>> START RECORDS SUPPLIED
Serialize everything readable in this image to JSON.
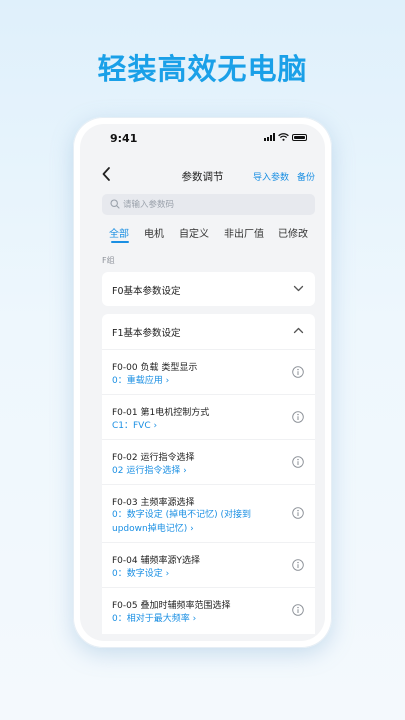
{
  "headline": "轻装高效无电脑",
  "status_bar": {
    "time": "9:41"
  },
  "nav": {
    "title": "参数调节",
    "import_label": "导入参数",
    "backup_label": "备份"
  },
  "search": {
    "placeholder": "请输入参数码",
    "value": ""
  },
  "tabs": [
    {
      "label": "全部",
      "active": true
    },
    {
      "label": "电机",
      "active": false
    },
    {
      "label": "自定义",
      "active": false
    },
    {
      "label": "非出厂值",
      "active": false
    },
    {
      "label": "已修改",
      "active": false
    }
  ],
  "group_label": "F组",
  "groups": [
    {
      "title": "F0基本参数设定",
      "expanded": false
    },
    {
      "title": "F1基本参数设定",
      "expanded": true
    }
  ],
  "params": [
    {
      "name": "F0-00 负载 类型显示",
      "value": "0：重载应用 ›"
    },
    {
      "name": "F0-01 第1电机控制方式",
      "value": "C1：FVC ›"
    },
    {
      "name": "F0-02 运行指令选择",
      "value": "02 运行指令选择 ›"
    },
    {
      "name": "F0-03 主频率源选择",
      "value": "0：数字设定 (掉电不记忆) (对接到updown掉电记忆) ›"
    },
    {
      "name": "F0-04 辅频率源Y选择",
      "value": "0：数字设定 ›"
    },
    {
      "name": "F0-05 叠加时辅频率范围选择",
      "value": "0：相对于最大频率 ›"
    }
  ],
  "colors": {
    "accent": "#1a8fe3",
    "headline": "#1aa0e8",
    "background": "#e6f3fc"
  }
}
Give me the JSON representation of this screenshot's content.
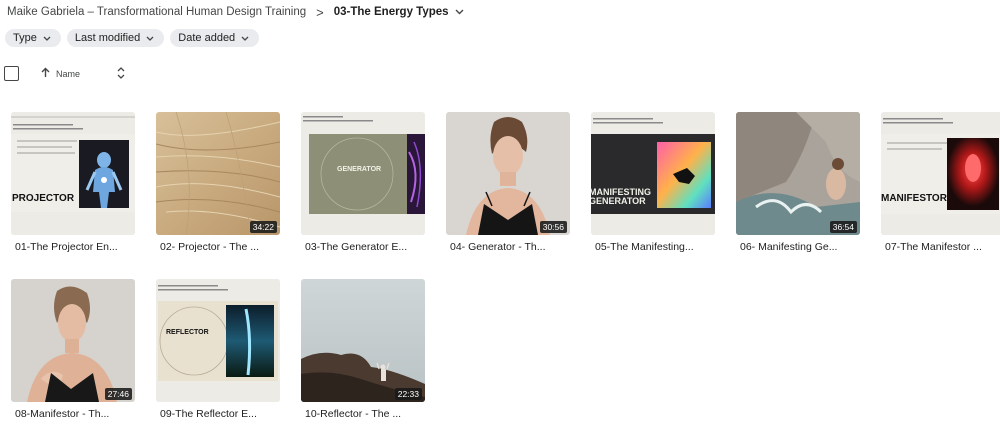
{
  "breadcrumb": {
    "parent": "Maike Gabriela – Transformational Human Design Training",
    "separator": ">",
    "current": "03-The Energy Types"
  },
  "filters": [
    {
      "label": "Type"
    },
    {
      "label": "Last modified"
    },
    {
      "label": "Date added"
    }
  ],
  "sort": {
    "label": "Name"
  },
  "icons": {
    "chevron": "chevron-down-icon",
    "sort_arrow": "arrow-up-icon",
    "sort_toggle": "unfold-icon"
  },
  "videos": [
    {
      "title": "01-The Projector En...",
      "duration": "",
      "slide_text": "PROJECTOR"
    },
    {
      "title": "02- Projector - The ...",
      "duration": "34:22"
    },
    {
      "title": "03-The Generator E...",
      "duration": "",
      "slide_text": "GENERATOR"
    },
    {
      "title": "04- Generator - Th...",
      "duration": "30:56"
    },
    {
      "title": "05-The Manifesting...",
      "duration": "",
      "slide_text": "MANIFESTING GENERATOR"
    },
    {
      "title": "06- Manifesting Ge...",
      "duration": "36:54"
    },
    {
      "title": "07-The Manifestor ...",
      "duration": "",
      "slide_text": "MANIFESTOR"
    },
    {
      "title": "08-Manifestor - Th...",
      "duration": "27:46"
    },
    {
      "title": "09-The Reflector E...",
      "duration": "",
      "slide_text": "REFLECTOR"
    },
    {
      "title": "10-Reflector - The ...",
      "duration": "22:33"
    }
  ],
  "colors": {
    "chip_bg": "#e9ebee",
    "text": "#1f1f1f",
    "secondary_text": "#444746"
  }
}
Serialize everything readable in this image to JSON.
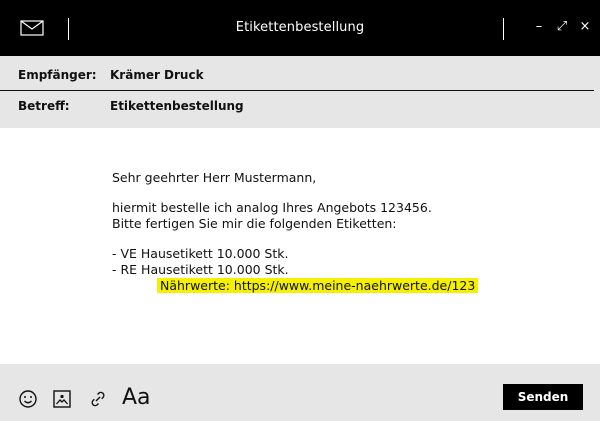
{
  "window": {
    "title": "Etikettenbestellung",
    "controls": [
      "–",
      "⤢",
      "×"
    ]
  },
  "header": {
    "recipient_label": "Empfänger:",
    "recipient_value": "Krämer Druck",
    "subject_label": "Betreff:",
    "subject_value": "Etikettenbestellung"
  },
  "body": {
    "greeting": "Sehr geehrter Herr Mustermann,",
    "line1": "hiermit bestelle ich analog Ihres Angebots 123456.",
    "line2": "Bitte fertigen Sie mir die folgenden Etiketten:",
    "item1": "- VE Hausetikett 10.000 Stk.",
    "item2": "- RE Hausetikett 10.000 Stk.",
    "note": "Nährwerte: https://www.meine-naehrwerte.de/123",
    "highlight_color": "#f4f000"
  },
  "footer": {
    "icons": [
      "emoji-icon",
      "image-icon",
      "link-icon"
    ],
    "font_label": "Aa",
    "send_label": "Senden"
  }
}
>> END RECORDS SUPPLIED
GIVEN INSTRUCTION |
Each entry shown above must be quoted exactly, with its pictures left out.

RESPONSE TO THIS EXERCISE |
Serialize everything readable in this image to JSON.
{
  "headline": "轻装高效无电脑",
  "status_bar": {
    "time": "9:41"
  },
  "nav": {
    "title": "参数调节",
    "import_label": "导入参数",
    "backup_label": "备份"
  },
  "search": {
    "placeholder": "请输入参数码",
    "value": ""
  },
  "tabs": [
    {
      "label": "全部",
      "active": true
    },
    {
      "label": "电机",
      "active": false
    },
    {
      "label": "自定义",
      "active": false
    },
    {
      "label": "非出厂值",
      "active": false
    },
    {
      "label": "已修改",
      "active": false
    }
  ],
  "group_label": "F组",
  "groups": [
    {
      "title": "F0基本参数设定",
      "expanded": false
    },
    {
      "title": "F1基本参数设定",
      "expanded": true
    }
  ],
  "params": [
    {
      "name": "F0-00 负载 类型显示",
      "value": "0：重载应用 ›"
    },
    {
      "name": "F0-01 第1电机控制方式",
      "value": "C1：FVC ›"
    },
    {
      "name": "F0-02 运行指令选择",
      "value": "02 运行指令选择 ›"
    },
    {
      "name": "F0-03 主频率源选择",
      "value": "0：数字设定 (掉电不记忆) (对接到updown掉电记忆) ›"
    },
    {
      "name": "F0-04 辅频率源Y选择",
      "value": "0：数字设定 ›"
    },
    {
      "name": "F0-05 叠加时辅频率范围选择",
      "value": "0：相对于最大频率 ›"
    }
  ],
  "colors": {
    "accent": "#1a8fe3",
    "headline": "#1aa0e8",
    "background": "#e6f3fc"
  }
}
Give me the JSON representation of this screenshot's content.
{
  "breadcrumb": {
    "parent": "Maike Gabriela – Transformational Human Design Training",
    "separator": ">",
    "current": "03-The Energy Types"
  },
  "filters": [
    {
      "label": "Type"
    },
    {
      "label": "Last modified"
    },
    {
      "label": "Date added"
    }
  ],
  "sort": {
    "label": "Name"
  },
  "icons": {
    "chevron": "chevron-down-icon",
    "sort_arrow": "arrow-up-icon",
    "sort_toggle": "unfold-icon"
  },
  "videos": [
    {
      "title": "01-The Projector En...",
      "duration": "",
      "slide_text": "PROJECTOR"
    },
    {
      "title": "02- Projector - The ...",
      "duration": "34:22"
    },
    {
      "title": "03-The Generator E...",
      "duration": "",
      "slide_text": "GENERATOR"
    },
    {
      "title": "04- Generator - Th...",
      "duration": "30:56"
    },
    {
      "title": "05-The Manifesting...",
      "duration": "",
      "slide_text": "MANIFESTING GENERATOR"
    },
    {
      "title": "06- Manifesting Ge...",
      "duration": "36:54"
    },
    {
      "title": "07-The Manifestor ...",
      "duration": "",
      "slide_text": "MANIFESTOR"
    },
    {
      "title": "08-Manifestor - Th...",
      "duration": "27:46"
    },
    {
      "title": "09-The Reflector E...",
      "duration": "",
      "slide_text": "REFLECTOR"
    },
    {
      "title": "10-Reflector - The ...",
      "duration": "22:33"
    }
  ],
  "colors": {
    "chip_bg": "#e9ebee",
    "text": "#1f1f1f",
    "secondary_text": "#444746"
  }
}
Serialize everything readable in this image to JSON.
{
  "window": {
    "title": "Etikettenbestellung",
    "controls": [
      "–",
      "⤢",
      "×"
    ]
  },
  "header": {
    "recipient_label": "Empfänger:",
    "recipient_value": "Krämer Druck",
    "subject_label": "Betreff:",
    "subject_value": "Etikettenbestellung"
  },
  "body": {
    "greeting": "Sehr geehrter Herr Mustermann,",
    "line1": "hiermit bestelle ich analog Ihres Angebots 123456.",
    "line2": "Bitte fertigen Sie mir die folgenden Etiketten:",
    "item1": "- VE Hausetikett 10.000 Stk.",
    "item2": "- RE Hausetikett 10.000 Stk.",
    "note": "Nährwerte: https://www.meine-naehrwerte.de/123",
    "highlight_color": "#f4f000"
  },
  "footer": {
    "icons": [
      "emoji-icon",
      "image-icon",
      "link-icon"
    ],
    "font_label": "Aa",
    "send_label": "Senden"
  }
}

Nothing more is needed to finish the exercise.